Set problem:
Please output the entries below from the line that contains "Transcribe the text in this document." through the final line, reproduced exactly and alone.

Data provided:
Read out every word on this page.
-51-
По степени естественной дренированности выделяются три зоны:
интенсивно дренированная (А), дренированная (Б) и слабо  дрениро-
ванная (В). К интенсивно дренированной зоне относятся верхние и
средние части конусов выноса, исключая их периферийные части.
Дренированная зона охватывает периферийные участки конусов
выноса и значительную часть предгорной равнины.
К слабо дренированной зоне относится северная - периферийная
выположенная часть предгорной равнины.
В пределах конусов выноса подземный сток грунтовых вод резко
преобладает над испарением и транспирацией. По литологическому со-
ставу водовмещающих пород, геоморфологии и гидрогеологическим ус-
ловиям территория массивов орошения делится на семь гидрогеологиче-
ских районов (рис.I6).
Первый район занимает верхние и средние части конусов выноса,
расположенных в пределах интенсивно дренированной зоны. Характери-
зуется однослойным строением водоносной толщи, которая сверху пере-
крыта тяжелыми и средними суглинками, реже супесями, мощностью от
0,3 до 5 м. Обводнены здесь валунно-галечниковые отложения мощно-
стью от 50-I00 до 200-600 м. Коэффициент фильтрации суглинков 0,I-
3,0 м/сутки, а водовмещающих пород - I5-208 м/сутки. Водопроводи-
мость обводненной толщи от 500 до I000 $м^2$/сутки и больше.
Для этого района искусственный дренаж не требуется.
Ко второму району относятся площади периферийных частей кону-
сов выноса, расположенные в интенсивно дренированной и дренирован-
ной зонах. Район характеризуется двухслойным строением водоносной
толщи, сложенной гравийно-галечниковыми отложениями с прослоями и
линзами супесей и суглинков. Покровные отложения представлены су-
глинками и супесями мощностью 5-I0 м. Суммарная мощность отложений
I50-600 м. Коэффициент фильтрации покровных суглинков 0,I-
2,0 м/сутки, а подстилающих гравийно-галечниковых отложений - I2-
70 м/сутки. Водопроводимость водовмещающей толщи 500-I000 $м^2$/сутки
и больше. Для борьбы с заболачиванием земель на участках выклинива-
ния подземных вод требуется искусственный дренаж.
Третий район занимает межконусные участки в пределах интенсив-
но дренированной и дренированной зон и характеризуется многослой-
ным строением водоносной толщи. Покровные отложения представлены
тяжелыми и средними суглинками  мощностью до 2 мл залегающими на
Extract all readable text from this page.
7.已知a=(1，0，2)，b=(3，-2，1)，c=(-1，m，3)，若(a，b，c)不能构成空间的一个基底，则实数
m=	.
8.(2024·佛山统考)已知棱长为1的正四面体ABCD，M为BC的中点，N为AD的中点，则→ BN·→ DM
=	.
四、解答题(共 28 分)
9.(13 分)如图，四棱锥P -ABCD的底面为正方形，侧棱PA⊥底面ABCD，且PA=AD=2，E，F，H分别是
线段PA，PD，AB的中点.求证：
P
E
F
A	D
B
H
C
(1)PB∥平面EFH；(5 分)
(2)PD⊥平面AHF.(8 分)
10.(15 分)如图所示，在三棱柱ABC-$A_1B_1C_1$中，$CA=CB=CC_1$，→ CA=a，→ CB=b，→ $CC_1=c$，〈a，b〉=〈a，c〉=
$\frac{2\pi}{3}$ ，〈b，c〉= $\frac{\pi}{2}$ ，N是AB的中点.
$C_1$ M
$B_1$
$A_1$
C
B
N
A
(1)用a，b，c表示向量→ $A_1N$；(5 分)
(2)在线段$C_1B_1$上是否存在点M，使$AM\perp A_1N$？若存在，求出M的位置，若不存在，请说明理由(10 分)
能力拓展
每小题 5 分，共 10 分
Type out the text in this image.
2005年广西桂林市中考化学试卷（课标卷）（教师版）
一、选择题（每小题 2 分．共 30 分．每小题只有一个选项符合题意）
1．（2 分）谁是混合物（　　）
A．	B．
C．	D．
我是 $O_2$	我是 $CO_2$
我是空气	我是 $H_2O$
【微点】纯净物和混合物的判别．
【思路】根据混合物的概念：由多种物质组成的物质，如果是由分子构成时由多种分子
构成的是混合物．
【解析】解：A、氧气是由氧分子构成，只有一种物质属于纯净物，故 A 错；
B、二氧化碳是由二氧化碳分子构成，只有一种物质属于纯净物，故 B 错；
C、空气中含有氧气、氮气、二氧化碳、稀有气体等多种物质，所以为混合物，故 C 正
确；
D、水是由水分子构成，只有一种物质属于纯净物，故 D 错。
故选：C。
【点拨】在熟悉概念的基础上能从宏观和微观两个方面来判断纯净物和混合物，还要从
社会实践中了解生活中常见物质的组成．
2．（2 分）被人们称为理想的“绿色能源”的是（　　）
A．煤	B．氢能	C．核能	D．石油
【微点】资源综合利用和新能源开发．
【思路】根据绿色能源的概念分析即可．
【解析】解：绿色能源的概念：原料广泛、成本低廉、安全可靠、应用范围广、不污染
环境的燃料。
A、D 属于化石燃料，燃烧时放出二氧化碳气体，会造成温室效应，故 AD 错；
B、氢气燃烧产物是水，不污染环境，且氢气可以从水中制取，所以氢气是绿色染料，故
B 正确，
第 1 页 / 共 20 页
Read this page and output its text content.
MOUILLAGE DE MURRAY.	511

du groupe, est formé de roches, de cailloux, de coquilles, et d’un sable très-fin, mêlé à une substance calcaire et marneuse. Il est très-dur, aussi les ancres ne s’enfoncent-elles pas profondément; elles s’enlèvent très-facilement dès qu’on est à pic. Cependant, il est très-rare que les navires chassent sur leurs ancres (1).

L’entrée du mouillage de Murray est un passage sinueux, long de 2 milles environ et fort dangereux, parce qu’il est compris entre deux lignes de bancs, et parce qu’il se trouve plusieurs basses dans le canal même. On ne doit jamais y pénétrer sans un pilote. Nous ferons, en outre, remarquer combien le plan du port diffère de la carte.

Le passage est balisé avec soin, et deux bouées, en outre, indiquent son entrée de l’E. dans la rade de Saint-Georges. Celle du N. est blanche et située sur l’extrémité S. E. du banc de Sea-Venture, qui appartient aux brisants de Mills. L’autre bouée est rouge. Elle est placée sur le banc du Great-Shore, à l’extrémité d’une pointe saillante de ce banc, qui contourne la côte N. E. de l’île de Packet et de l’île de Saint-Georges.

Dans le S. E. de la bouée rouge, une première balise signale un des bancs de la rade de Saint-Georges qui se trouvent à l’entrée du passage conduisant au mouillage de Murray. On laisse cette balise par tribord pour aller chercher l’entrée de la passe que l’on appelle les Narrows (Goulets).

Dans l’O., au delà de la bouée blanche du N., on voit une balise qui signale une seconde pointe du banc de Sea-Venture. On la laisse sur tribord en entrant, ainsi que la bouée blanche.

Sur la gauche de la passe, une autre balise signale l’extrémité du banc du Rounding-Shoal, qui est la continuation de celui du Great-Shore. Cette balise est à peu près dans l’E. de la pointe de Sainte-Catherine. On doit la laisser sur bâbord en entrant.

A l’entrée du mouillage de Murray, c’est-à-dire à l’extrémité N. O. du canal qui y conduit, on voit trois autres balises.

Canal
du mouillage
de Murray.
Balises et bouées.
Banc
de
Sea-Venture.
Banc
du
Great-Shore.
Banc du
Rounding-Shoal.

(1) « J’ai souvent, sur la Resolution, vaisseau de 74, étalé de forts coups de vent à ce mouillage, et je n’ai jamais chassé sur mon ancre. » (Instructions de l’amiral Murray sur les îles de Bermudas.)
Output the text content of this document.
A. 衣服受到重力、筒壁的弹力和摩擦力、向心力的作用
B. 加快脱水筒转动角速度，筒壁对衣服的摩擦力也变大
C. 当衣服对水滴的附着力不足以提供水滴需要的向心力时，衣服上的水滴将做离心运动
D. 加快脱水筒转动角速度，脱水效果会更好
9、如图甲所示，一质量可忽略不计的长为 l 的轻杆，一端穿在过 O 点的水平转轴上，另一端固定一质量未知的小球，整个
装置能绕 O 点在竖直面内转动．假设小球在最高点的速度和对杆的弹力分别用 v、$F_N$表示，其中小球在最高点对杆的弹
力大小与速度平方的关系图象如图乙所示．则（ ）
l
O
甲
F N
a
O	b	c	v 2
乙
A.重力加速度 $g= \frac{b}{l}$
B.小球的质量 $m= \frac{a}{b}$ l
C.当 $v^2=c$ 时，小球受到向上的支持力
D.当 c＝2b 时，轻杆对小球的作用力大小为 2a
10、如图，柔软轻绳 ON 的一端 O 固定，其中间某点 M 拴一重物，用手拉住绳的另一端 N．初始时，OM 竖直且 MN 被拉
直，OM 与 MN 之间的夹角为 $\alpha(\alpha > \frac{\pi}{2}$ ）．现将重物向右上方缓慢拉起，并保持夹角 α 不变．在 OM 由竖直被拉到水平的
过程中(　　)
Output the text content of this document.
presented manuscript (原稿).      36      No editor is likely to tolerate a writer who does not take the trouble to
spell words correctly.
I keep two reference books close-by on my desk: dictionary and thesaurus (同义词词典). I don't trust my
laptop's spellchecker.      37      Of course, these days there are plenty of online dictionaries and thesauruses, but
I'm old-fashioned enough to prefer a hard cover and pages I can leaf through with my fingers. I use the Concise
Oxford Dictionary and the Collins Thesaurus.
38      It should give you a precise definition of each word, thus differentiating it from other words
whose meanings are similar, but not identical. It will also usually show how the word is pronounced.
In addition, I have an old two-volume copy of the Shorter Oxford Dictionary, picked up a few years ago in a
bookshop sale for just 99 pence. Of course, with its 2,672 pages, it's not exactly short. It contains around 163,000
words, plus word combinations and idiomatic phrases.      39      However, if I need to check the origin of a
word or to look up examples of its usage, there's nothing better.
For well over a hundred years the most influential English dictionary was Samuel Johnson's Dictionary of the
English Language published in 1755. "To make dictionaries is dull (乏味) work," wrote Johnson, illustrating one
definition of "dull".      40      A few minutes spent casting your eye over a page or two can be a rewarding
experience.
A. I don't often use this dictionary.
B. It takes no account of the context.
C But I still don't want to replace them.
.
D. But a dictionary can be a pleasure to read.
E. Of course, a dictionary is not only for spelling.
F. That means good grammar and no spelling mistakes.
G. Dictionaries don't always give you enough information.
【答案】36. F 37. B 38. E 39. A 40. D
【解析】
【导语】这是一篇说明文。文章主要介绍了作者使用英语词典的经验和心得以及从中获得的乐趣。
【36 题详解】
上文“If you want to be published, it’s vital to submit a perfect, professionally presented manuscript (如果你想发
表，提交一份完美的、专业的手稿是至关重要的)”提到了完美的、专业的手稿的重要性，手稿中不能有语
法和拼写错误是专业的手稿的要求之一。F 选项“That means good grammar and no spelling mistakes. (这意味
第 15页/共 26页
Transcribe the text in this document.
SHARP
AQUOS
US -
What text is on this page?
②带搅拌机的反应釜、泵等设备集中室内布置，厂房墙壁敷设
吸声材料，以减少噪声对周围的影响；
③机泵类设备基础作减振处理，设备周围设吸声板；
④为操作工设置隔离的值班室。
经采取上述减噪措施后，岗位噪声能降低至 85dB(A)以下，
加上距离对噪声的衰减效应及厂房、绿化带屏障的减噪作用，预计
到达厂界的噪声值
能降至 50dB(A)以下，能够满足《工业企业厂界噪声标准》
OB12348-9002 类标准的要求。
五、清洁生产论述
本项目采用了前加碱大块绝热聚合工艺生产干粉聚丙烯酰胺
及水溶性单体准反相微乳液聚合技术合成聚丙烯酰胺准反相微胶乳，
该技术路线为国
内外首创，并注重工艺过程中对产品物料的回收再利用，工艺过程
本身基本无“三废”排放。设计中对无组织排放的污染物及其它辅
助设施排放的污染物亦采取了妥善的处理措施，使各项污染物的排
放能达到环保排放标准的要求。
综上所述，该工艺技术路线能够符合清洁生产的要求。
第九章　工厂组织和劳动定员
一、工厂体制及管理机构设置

Reply to the exercise:
Transcribe the text in this document.
SHARP
AQUOS
US -
What text is on this page?
②带搅拌机的反应釜、泵等设备集中室内布置，厂房墙壁敷设
吸声材料，以减少噪声对周围的影响；
③机泵类设备基础作减振处理，设备周围设吸声板；
④为操作工设置隔离的值班室。
经采取上述减噪措施后，岗位噪声能降低至 85dB(A)以下，
加上距离对噪声的衰减效应及厂房、绿化带屏障的减噪作用，预计
到达厂界的噪声值
能降至 50dB(A)以下，能够满足《工业企业厂界噪声标准》
OB12348-9002 类标准的要求。
五、清洁生产论述
本项目采用了前加碱大块绝热聚合工艺生产干粉聚丙烯酰胺
及水溶性单体准反相微乳液聚合技术合成聚丙烯酰胺准反相微胶乳，
该技术路线为国
内外首创，并注重工艺过程中对产品物料的回收再利用，工艺过程
本身基本无“三废”排放。设计中对无组织排放的污染物及其它辅
助设施排放的污染物亦采取了妥善的处理措施，使各项污染物的排
放能达到环保排放标准的要求。
综上所述，该工艺技术路线能够符合清洁生产的要求。
第九章　工厂组织和劳动定员
一、工厂体制及管理机构设置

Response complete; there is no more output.